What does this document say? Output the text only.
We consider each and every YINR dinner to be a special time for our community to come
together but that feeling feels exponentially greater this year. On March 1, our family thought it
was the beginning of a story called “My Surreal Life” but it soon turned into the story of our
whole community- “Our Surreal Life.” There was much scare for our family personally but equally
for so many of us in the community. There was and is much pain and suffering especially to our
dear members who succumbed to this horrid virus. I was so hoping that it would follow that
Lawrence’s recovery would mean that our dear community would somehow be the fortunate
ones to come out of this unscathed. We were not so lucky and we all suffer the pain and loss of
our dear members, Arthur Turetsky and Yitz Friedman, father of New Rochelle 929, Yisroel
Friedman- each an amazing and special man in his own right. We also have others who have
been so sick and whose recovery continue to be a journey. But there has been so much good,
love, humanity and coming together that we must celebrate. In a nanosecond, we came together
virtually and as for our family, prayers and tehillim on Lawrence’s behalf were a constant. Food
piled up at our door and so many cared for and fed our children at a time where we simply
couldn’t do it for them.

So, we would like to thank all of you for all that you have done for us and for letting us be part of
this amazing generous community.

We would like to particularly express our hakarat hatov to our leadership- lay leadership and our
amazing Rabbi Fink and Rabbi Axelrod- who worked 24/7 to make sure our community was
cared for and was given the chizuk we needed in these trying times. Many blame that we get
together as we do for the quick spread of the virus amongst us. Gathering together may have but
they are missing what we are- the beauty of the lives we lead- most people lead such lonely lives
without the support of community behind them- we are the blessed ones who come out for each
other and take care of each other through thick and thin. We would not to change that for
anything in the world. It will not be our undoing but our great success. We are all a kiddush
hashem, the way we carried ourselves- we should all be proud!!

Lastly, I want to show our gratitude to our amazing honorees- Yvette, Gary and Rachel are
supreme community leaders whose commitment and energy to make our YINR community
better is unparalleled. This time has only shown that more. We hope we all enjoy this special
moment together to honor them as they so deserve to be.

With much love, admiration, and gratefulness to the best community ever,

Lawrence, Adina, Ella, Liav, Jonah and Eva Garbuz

--

Please output the complete set of records above without any alteration.

* **Task output**:
What does this document say? Output the text only.
We consider each and every YINR dinner to be a special time for our community to come
together but that feeling feels exponentially greater this year. On March 1, our family thought it
was the beginning of a story called “My Surreal Life” but it soon turned into the story of our
whole community- “Our Surreal Life.” There was much scare for our family personally but equally
for so many of us in the community. There was and is much pain and suffering especially to our
dear members who succumbed to this horrid virus. I was so hoping that it would follow that
Lawrence’s recovery would mean that our dear community would somehow be the fortunate
ones to come out of this unscathed. We were not so lucky and we all suffer the pain and loss of
our dear members, Arthur Turetsky and Yitz Friedman, father of New Rochelle 929, Yisroel
Friedman- each an amazing and special man in his own right. We also have others who have
been so sick and whose recovery continue to be a journey. But there has been so much good,
love, humanity and coming together that we must celebrate. In a nanosecond, we came together
virtually and as for our family, prayers and tehillim on Lawrence’s behalf were a constant. Food
piled up at our door and so many cared for and fed our children at a time where we simply
couldn’t do it for them.

So, we would like to thank all of you for all that you have done for us and for letting us be part of
this amazing generous community.

We would like to particularly express our hakarat hatov to our leadership- lay leadership and our
amazing Rabbi Fink and Rabbi Axelrod- who worked 24/7 to make sure our community was
cared for and was given the chizuk we needed in these trying times. Many blame that we get
together as we do for the quick spread of the virus amongst us. Gathering together may have but
they are missing what we are- the beauty of the lives we lead- most people lead such lonely lives
without the support of community behind them- we are the blessed ones who come out for each
other and take care of each other through thick and thin. We would not to change that for
anything in the world. It will not be our undoing but our great success. We are all a kiddush
hashem, the way we carried ourselves- we should all be proud!!

Lastly, I want to show our gratitude to our amazing honorees- Yvette, Gary and Rachel are
supreme community leaders whose commitment and energy to make our YINR community
better is unparalleled. This time has only shown that more. We hope we all enjoy this special
moment together to honor them as they so deserve to be.

With much love, admiration, and gratefulness to the best community ever,

Lawrence, Adina, Ella, Liav, Jonah and Eva Garbuz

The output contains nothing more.